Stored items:
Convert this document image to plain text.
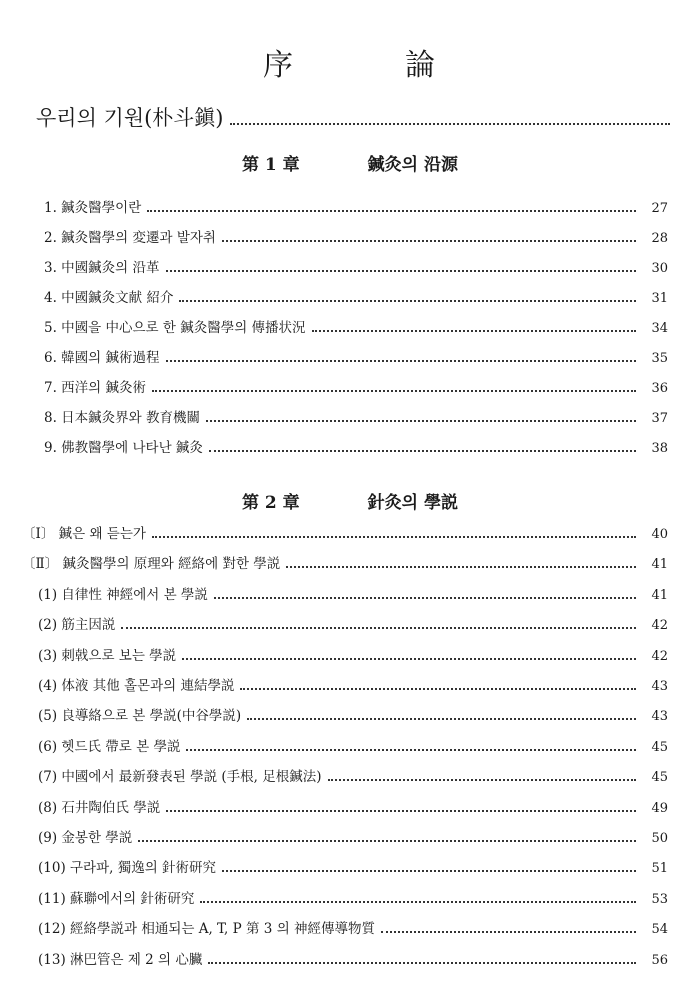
序	論
우리의 기원(朴斗鎭)
第 1 章	鍼灸의 沿源
1. 鍼灸醫學이란	27
2. 鍼灸醫學의 変遷과 발자취	28
3. 中國鍼灸의 沿革	30
4. 中國鍼灸文献 紹介	31
5. 中國을 中心으로 한 鍼灸醫學의 傳播状況	34
6. 韓國의 鍼術過程	35
7. 西洋의 鍼灸術	36
8. 日本鍼灸界와 教育機關	37
9. 佛教醫學에 나타난 鍼灸	38
第 2 章	針灸의 學説
〔Ⅰ〕 鍼은 왜 듣는가	40
〔Ⅱ〕 鍼灸醫學의 原理와 經絡에 對한 學説	41
(1) 自律性 神經에서 본 學説	41
(2) 筋主因説	42
(3) 刺戟으로 보는 學説	42
(4) 体液 其他 홀몬과의 連結學説	43
(5) 良導絡으로 본 學説(中谷學説)	43
(6) 헷드氏 帶로 본 學説	45
(7) 中國에서 最新發表된 學説 (手根, 足根鍼法)	45
(8) 石井陶伯氏 學説	49
(9) 金봉한 學説	50
(10) 구라파, 獨逸의 針術研究	51
(11) 蘇聯에서의 針術研究	53
(12) 經絡學説과 相通되는 A, T, P 第 3 의 神經傳導物質	54
(13) 淋巴管은 제 2 의 心臟	56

Task prompt:
Your task is to retype all the entries exactly and leave out any pictures.

Output of the exercise:
Convert this document image to plain text.
序	論
우리의 기원(朴斗鎭)
第 1 章	鍼灸의 沿源
1. 鍼灸醫學이란	27
2. 鍼灸醫學의 変遷과 발자취	28
3. 中國鍼灸의 沿革	30
4. 中國鍼灸文献 紹介	31
5. 中國을 中心으로 한 鍼灸醫學의 傳播状況	34
6. 韓國의 鍼術過程	35
7. 西洋의 鍼灸術	36
8. 日本鍼灸界와 教育機關	37
9. 佛教醫學에 나타난 鍼灸	38
第 2 章	針灸의 學説
〔Ⅰ〕 鍼은 왜 듣는가	40
〔Ⅱ〕 鍼灸醫學의 原理와 經絡에 對한 學説	41
(1) 自律性 神經에서 본 學説	41
(2) 筋主因説	42
(3) 刺戟으로 보는 學説	42
(4) 体液 其他 홀몬과의 連結學説	43
(5) 良導絡으로 본 學説(中谷學説)	43
(6) 헷드氏 帶로 본 學説	45
(7) 中國에서 最新發表된 學説 (手根, 足根鍼法)	45
(8) 石井陶伯氏 學説	49
(9) 金봉한 學説	50
(10) 구라파, 獨逸의 針術研究	51
(11) 蘇聯에서의 針術研究	53
(12) 經絡學説과 相通되는 A, T, P 第 3 의 神經傳導物質	54
(13) 淋巴管은 제 2 의 心臟	56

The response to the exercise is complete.